** begin Data lines **

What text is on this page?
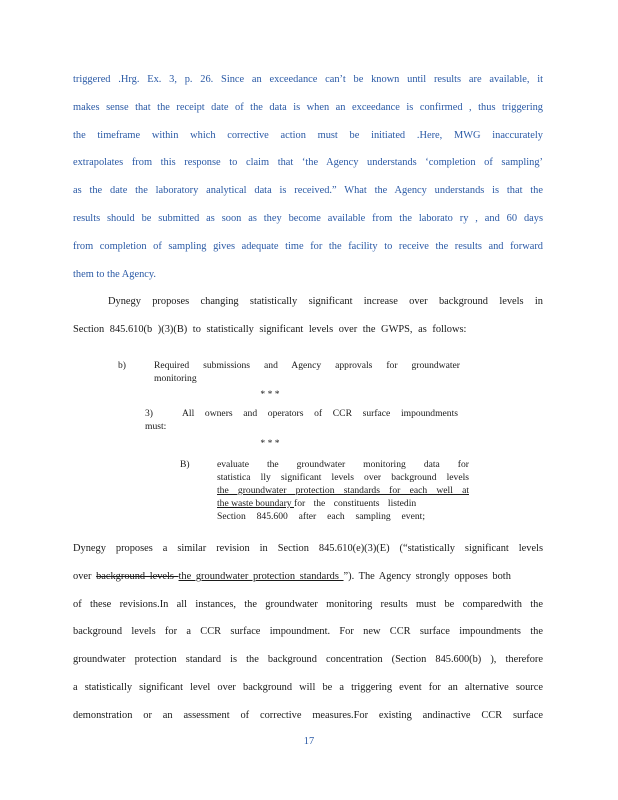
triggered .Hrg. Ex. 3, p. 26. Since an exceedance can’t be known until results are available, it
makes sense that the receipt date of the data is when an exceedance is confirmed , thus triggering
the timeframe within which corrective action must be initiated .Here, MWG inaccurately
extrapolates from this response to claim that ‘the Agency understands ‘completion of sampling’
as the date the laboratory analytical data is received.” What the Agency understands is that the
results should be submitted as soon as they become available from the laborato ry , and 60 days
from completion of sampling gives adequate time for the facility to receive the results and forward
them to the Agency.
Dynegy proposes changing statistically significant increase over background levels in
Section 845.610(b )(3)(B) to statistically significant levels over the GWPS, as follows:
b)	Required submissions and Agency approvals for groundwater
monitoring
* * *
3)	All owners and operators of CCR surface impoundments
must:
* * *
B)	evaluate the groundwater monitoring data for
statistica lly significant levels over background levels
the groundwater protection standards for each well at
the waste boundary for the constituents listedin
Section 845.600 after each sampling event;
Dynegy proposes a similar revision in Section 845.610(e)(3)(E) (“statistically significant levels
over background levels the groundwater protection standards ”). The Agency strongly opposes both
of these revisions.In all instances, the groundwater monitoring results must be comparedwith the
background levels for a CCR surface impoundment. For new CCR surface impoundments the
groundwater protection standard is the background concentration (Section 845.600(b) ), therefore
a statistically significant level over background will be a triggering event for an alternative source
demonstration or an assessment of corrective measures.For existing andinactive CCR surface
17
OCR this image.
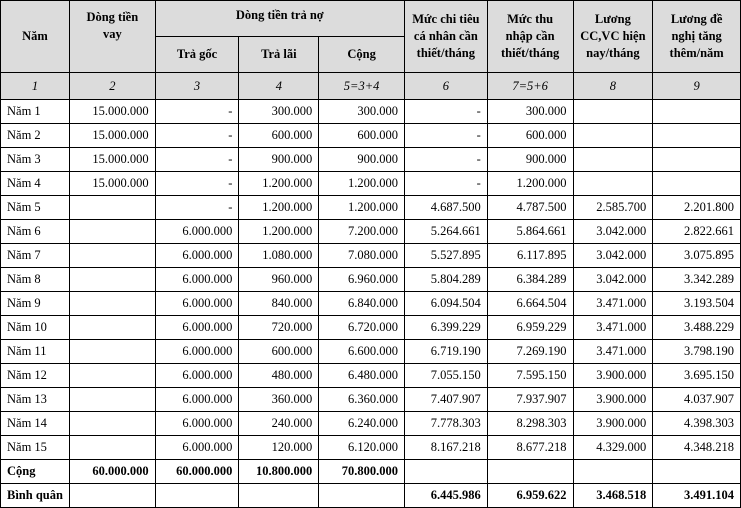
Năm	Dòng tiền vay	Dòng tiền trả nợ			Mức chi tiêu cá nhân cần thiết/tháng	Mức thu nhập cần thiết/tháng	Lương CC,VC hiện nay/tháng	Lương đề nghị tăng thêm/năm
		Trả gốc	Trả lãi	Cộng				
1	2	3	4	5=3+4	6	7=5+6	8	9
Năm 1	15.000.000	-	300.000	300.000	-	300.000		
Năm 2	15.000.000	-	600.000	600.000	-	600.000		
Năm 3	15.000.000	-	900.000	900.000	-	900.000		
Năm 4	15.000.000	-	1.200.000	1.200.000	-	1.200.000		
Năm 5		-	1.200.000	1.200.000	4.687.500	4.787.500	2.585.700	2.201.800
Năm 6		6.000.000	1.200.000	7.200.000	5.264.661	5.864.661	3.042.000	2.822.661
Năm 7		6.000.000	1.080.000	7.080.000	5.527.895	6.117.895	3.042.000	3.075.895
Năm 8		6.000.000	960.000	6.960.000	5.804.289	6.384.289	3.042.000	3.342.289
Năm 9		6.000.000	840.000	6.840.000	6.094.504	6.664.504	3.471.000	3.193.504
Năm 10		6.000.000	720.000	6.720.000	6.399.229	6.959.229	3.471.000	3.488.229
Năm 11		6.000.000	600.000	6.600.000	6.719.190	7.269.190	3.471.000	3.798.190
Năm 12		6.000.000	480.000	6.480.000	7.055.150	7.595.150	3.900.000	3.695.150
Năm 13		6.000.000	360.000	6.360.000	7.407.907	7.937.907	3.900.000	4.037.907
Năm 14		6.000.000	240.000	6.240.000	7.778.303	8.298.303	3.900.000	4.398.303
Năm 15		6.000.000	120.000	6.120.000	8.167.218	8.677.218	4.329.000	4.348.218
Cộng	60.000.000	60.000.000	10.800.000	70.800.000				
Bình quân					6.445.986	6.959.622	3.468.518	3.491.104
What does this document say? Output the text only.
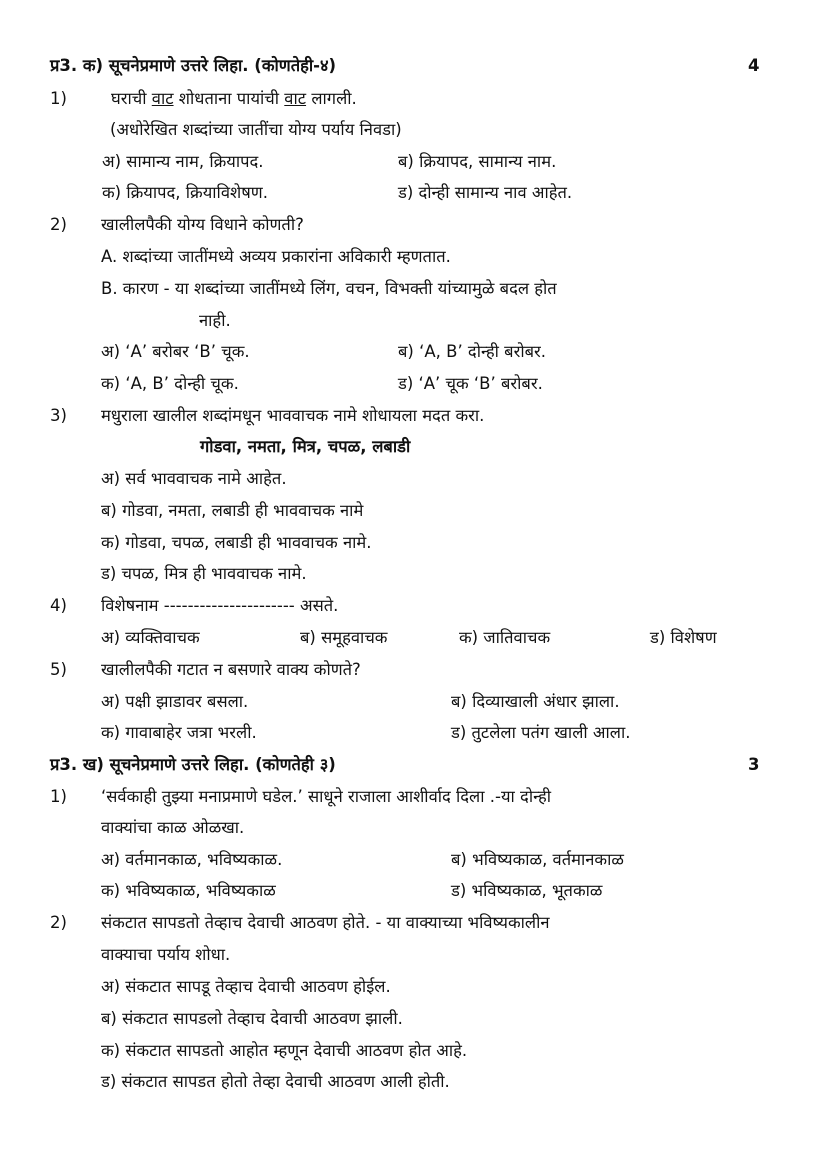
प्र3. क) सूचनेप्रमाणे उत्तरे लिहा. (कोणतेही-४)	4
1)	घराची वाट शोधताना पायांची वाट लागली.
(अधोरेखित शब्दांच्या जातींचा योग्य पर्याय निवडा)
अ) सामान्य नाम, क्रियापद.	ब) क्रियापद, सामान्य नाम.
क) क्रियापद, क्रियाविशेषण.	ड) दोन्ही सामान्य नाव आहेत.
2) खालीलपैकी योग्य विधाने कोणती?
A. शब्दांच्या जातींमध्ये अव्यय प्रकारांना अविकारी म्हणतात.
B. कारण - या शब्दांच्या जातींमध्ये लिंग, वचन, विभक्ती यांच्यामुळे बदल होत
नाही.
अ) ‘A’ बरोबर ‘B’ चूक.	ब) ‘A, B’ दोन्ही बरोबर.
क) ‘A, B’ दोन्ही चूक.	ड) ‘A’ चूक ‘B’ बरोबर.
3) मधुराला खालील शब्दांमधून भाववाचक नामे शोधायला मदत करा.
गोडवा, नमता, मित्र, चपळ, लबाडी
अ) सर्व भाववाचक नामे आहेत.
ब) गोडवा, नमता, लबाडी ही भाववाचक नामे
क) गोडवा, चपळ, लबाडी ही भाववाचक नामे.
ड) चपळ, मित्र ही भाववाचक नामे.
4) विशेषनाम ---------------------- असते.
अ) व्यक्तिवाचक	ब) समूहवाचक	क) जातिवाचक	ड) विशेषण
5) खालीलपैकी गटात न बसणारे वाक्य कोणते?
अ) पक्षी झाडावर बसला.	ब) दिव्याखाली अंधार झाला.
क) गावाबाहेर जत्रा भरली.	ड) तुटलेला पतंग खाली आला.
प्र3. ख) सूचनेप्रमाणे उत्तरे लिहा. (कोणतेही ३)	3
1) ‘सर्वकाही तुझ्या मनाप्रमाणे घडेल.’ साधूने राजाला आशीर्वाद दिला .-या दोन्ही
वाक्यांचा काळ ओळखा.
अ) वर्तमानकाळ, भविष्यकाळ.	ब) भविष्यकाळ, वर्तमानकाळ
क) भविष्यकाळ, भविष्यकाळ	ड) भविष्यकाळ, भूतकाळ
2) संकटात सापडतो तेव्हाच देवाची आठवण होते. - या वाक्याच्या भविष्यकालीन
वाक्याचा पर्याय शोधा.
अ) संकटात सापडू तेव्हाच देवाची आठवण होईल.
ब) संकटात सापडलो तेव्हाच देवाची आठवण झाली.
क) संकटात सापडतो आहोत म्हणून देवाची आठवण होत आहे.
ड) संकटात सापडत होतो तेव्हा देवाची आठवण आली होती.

** end Data lines **
** begin Data lines **

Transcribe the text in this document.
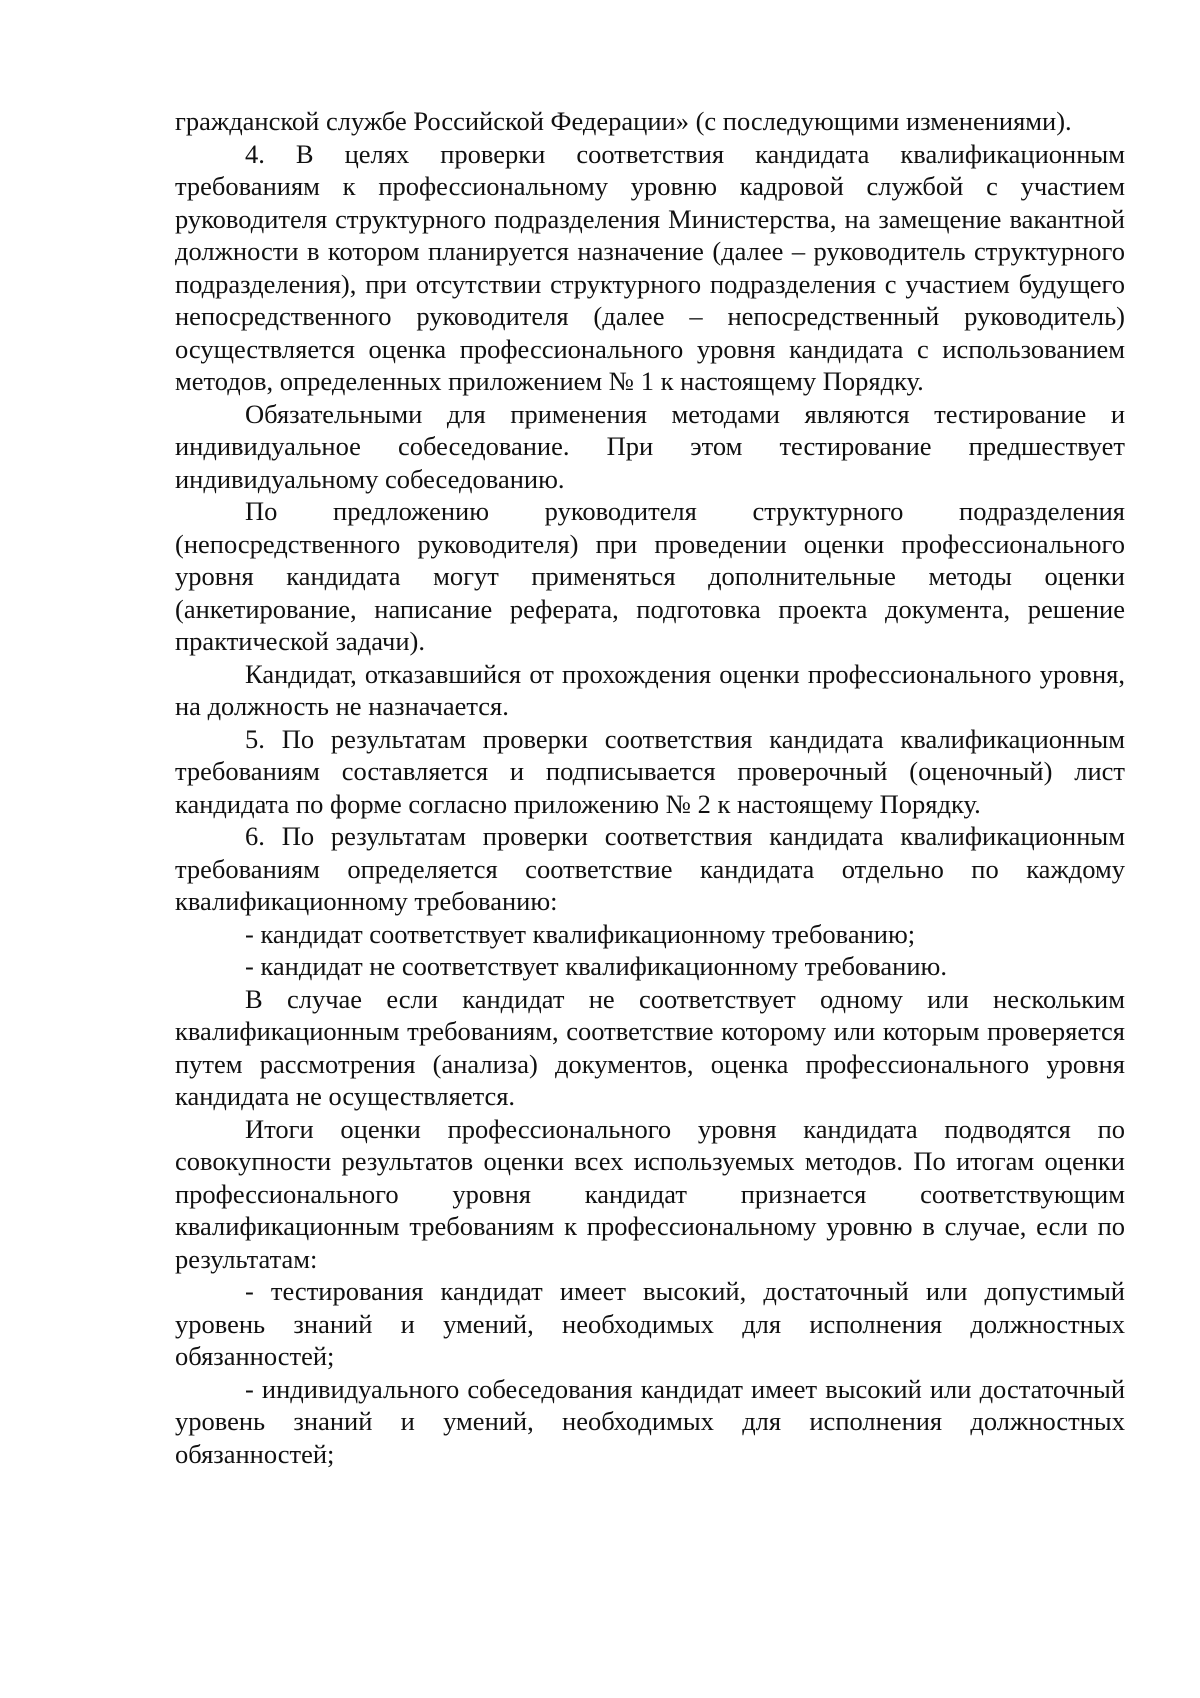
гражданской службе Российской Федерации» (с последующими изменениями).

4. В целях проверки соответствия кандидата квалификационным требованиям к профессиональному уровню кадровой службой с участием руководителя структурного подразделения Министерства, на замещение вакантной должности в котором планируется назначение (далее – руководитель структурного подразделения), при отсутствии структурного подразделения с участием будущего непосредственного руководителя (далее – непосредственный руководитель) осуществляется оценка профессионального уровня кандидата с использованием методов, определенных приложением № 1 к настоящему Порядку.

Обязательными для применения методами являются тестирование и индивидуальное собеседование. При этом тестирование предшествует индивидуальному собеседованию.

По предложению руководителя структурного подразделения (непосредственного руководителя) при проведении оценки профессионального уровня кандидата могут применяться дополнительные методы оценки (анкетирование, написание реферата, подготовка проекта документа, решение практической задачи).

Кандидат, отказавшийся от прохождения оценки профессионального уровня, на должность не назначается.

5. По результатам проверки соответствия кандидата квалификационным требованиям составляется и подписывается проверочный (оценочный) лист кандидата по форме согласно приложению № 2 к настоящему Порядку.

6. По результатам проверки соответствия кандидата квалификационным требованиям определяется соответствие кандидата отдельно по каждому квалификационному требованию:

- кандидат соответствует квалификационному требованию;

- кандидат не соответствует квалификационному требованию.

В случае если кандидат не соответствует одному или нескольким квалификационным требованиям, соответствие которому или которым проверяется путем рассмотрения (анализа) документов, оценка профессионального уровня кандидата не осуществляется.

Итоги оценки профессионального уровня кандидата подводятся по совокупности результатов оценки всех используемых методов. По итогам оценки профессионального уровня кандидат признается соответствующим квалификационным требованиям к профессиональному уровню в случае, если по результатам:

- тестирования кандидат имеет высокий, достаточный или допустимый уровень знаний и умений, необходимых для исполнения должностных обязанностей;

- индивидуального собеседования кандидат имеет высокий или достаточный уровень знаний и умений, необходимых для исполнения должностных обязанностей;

** end Data lines **

### [What the task requires]
All lines that include "соответствие" are to be gathered and copied.

### [Finished exercise]
6. По результатам проверки соответствия кандидата квалификационным требованиям определяется соответствие кандидата отдельно по каждому квалификационному требованию:
В случае если кандидат не соответствует одному или нескольким квалификационным требованиям, соответствие которому или которым проверяется путем рассмотрения (анализа) документов, оценка профессионального уровня кандидата не осуществляется.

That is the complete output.